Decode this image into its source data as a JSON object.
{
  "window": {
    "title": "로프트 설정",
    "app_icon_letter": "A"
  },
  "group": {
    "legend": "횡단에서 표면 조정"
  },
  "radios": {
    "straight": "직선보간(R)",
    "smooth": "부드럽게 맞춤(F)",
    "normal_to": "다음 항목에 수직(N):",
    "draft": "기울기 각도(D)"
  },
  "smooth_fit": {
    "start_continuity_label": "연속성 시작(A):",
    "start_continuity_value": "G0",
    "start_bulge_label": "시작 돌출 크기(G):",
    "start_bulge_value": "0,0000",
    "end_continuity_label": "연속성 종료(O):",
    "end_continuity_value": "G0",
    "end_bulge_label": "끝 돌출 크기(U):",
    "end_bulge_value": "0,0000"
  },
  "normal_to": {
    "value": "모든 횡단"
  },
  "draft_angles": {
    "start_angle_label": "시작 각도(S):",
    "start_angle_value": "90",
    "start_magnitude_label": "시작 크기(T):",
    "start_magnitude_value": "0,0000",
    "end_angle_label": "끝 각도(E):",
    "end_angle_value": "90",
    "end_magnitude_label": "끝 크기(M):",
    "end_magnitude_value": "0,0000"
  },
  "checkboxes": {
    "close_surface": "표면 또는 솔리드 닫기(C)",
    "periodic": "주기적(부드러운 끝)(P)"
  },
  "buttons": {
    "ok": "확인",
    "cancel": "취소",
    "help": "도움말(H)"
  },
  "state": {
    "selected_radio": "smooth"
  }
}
---
__Short exercise__.
Take the material above and return all of it exactly.

__Solution for this task__.
Decode this image into its source data as a JSON object.
{
  "window": {
    "title": "로프트 설정",
    "app_icon_letter": "A"
  },
  "group": {
    "legend": "횡단에서 표면 조정"
  },
  "radios": {
    "straight": "직선보간(R)",
    "smooth": "부드럽게 맞춤(F)",
    "normal_to": "다음 항목에 수직(N):",
    "draft": "기울기 각도(D)"
  },
  "smooth_fit": {
    "start_continuity_label": "연속성 시작(A):",
    "start_continuity_value": "G0",
    "start_bulge_label": "시작 돌출 크기(G):",
    "start_bulge_value": "0,0000",
    "end_continuity_label": "연속성 종료(O):",
    "end_continuity_value": "G0",
    "end_bulge_label": "끝 돌출 크기(U):",
    "end_bulge_value": "0,0000"
  },
  "normal_to": {
    "value": "모든 횡단"
  },
  "draft_angles": {
    "start_angle_label": "시작 각도(S):",
    "start_angle_value": "90",
    "start_magnitude_label": "시작 크기(T):",
    "start_magnitude_value": "0,0000",
    "end_angle_label": "끝 각도(E):",
    "end_angle_value": "90",
    "end_magnitude_label": "끝 크기(M):",
    "end_magnitude_value": "0,0000"
  },
  "checkboxes": {
    "close_surface": "표면 또는 솔리드 닫기(C)",
    "periodic": "주기적(부드러운 끝)(P)"
  },
  "buttons": {
    "ok": "확인",
    "cancel": "취소",
    "help": "도움말(H)"
  },
  "state": {
    "selected_radio": "smooth"
  }
}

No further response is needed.